# To do:
Set out every line bearing the string "المدني".

# Data to process:
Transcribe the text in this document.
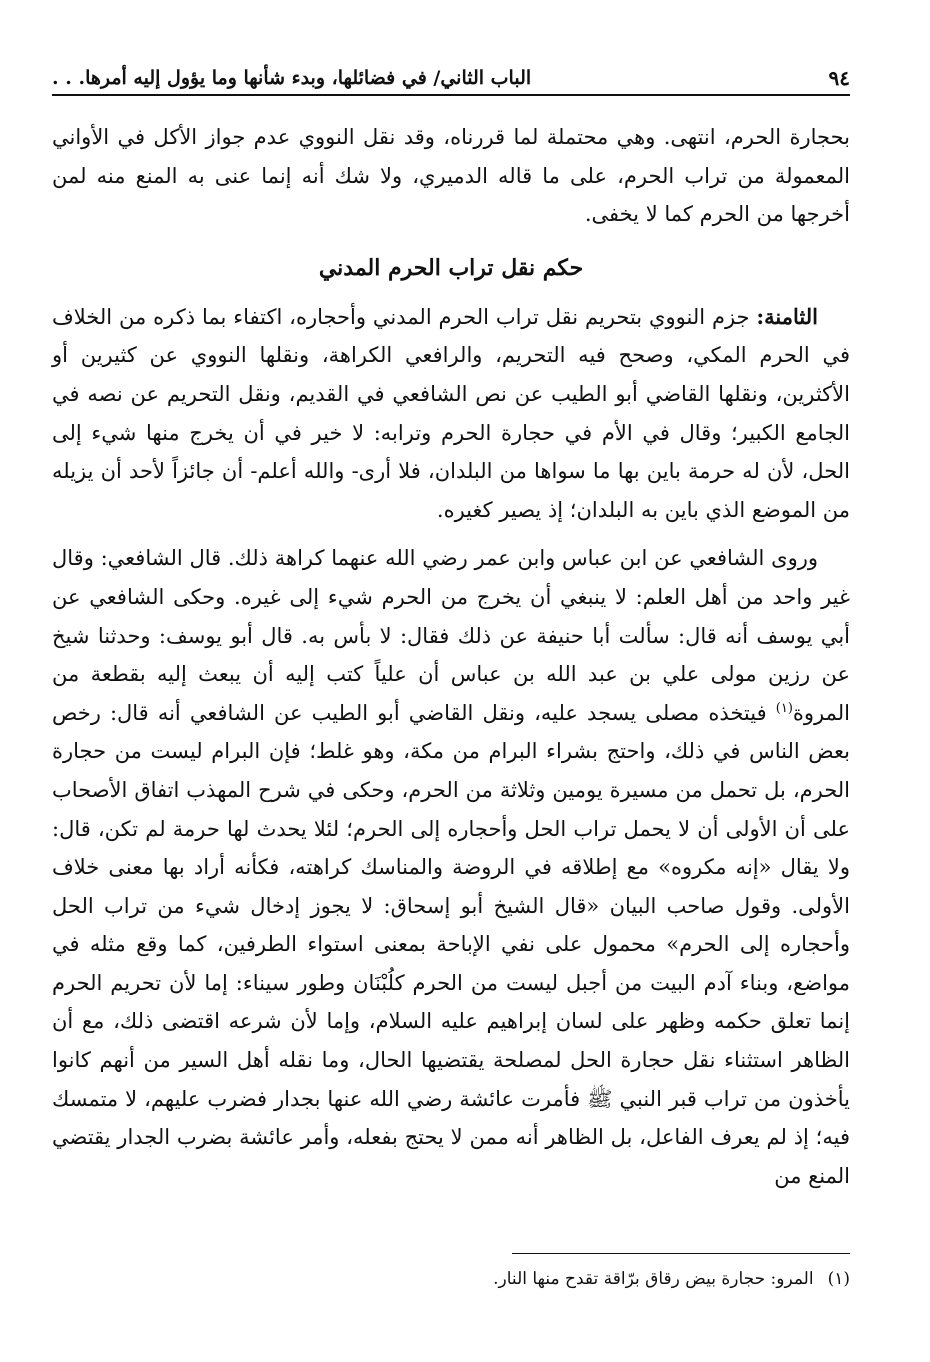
٩٤
الباب الثاني/ في فضائلها، وبدء شأنها وما يؤول إليه أمرها. . .

بحجارة الحرم، انتهى. وهي محتملة لما قررناه، وقد نقل النووي عدم جواز الأكل في الأواني المعمولة من تراب الحرم، على ما قاله الدميري، ولا شك أنه إنما عنى به المنع منه لمن أخرجها من الحرم كما لا يخفى.

حكم نقل تراب الحرم المدني

الثامنة: جزم النووي بتحريم نقل تراب الحرم المدني وأحجاره، اكتفاء بما ذكره من الخلاف في الحرم المكي، وصحح فيه التحريم، والرافعي الكراهة، ونقلها النووي عن كثيرين أو الأكثرين، ونقلها القاضي أبو الطيب عن نص الشافعي في القديم، ونقل التحريم عن نصه في الجامع الكبير؛ وقال في الأم في حجارة الحرم وترابه: لا خير في أن يخرج منها شيء إلى الحل، لأن له حرمة باين بها ما سواها من البلدان، فلا أرى- والله أعلم- أن جائزاً لأحد أن يزيله من الموضع الذي باين به البلدان؛ إذ يصير كغيره.

وروى الشافعي عن ابن عباس وابن عمر رضي الله عنهما كراهة ذلك. قال الشافعي: وقال غير واحد من أهل العلم: لا ينبغي أن يخرج من الحرم شيء إلى غيره. وحكى الشافعي عن أبي يوسف أنه قال: سألت أبا حنيفة عن ذلك فقال: لا بأس به. قال أبو يوسف: وحدثنا شيخ عن رزين مولى علي بن عبد الله بن عباس أن علياً كتب إليه أن يبعث إليه بقطعة من المروة$^{(١)}$ فيتخذه مصلى يسجد عليه، ونقل القاضي أبو الطيب عن الشافعي أنه قال: رخص بعض الناس في ذلك، واحتج بشراء البرام من مكة، وهو غلط؛ فإن البرام ليست من حجارة الحرم، بل تحمل من مسيرة يومين وثلاثة من الحرم، وحكى في شرح المهذب اتفاق الأصحاب على أن الأولى أن لا يحمل تراب الحل وأحجاره إلى الحرم؛ لئلا يحدث لها حرمة لم تكن، قال: ولا يقال «إنه مكروه» مع إطلاقه في الروضة والمناسك كراهته، فكأنه أراد بها معنى خلاف الأولى. وقول صاحب البيان «قال الشيخ أبو إسحاق: لا يجوز إدخال شيء من تراب الحل وأحجاره إلى الحرم» محمول على نفي الإباحة بمعنى استواء الطرفين، كما وقع مثله في مواضع، وبناء آدم البيت من أجبل ليست من الحرم كلُبْنَان وطور سيناء: إما لأن تحريم الحرم إنما تعلق حكمه وظهر على لسان إبراهيم عليه السلام، وإما لأن شرعه اقتضى ذلك، مع أن الظاهر استثناء نقل حجارة الحل لمصلحة يقتضيها الحال، وما نقله أهل السير من أنهم كانوا يأخذون من تراب قبر النبي ﷺ فأمرت عائشة رضي الله عنها بجدار فضرب عليهم، لا متمسك فيه؛ إذ لم يعرف الفاعل، بل الظاهر أنه ممن لا يحتج بفعله، وأمر عائشة بضرب الجدار يقتضي المنع من

(١)المرو: حجارة بيض رقاق برّاقة تقدح منها النار.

# Correct response:
حكم نقل تراب الحرم المدني
الثامنة: جزم النووي بتحريم نقل تراب الحرم المدني وأحجاره، اكتفاء بما ذكره من الخلاف في الحرم المكي، وصحح فيه التحريم، والرافعي الكراهة، ونقلها النووي عن كثيرين أو الأكثرين، ونقلها القاضي أبو الطيب عن نص الشافعي في القديم، ونقل التحريم عن نصه في الجامع الكبير؛ وقال في الأم في حجارة الحرم وترابه: لا خير في أن يخرج منها شيء إلى الحل، لأن له حرمة باين بها ما سواها من البلدان، فلا أرى- والله أعلم- أن جائزاً لأحد أن يزيله من الموضع الذي باين به البلدان؛ إذ يصير كغيره.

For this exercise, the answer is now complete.